-- begin Materials provided --

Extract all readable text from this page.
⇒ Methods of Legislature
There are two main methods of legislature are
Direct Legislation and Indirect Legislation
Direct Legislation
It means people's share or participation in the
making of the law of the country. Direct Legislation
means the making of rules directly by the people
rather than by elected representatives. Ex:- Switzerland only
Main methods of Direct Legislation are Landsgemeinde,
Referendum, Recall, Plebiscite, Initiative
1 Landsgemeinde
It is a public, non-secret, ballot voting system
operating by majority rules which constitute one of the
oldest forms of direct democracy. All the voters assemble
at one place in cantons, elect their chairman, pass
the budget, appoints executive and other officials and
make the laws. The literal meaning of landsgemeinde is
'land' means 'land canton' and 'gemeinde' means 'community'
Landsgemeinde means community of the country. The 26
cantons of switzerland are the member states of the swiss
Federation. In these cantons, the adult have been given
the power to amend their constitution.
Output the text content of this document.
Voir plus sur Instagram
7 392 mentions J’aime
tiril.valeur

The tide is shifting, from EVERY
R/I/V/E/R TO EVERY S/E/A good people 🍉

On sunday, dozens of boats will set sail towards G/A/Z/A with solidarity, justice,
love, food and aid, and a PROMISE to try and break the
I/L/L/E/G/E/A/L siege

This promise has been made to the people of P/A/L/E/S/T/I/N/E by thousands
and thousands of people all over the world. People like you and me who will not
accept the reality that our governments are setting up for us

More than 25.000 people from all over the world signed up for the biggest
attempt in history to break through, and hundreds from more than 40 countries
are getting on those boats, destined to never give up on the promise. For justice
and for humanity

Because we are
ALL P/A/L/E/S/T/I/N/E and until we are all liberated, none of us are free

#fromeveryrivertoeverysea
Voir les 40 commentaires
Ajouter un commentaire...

-- end Materials provided --

### Objective
Identify every line holding the word "text" and copy it out.

### Output for this exercise
Extract all readable text from this page.
Output the text content of this document.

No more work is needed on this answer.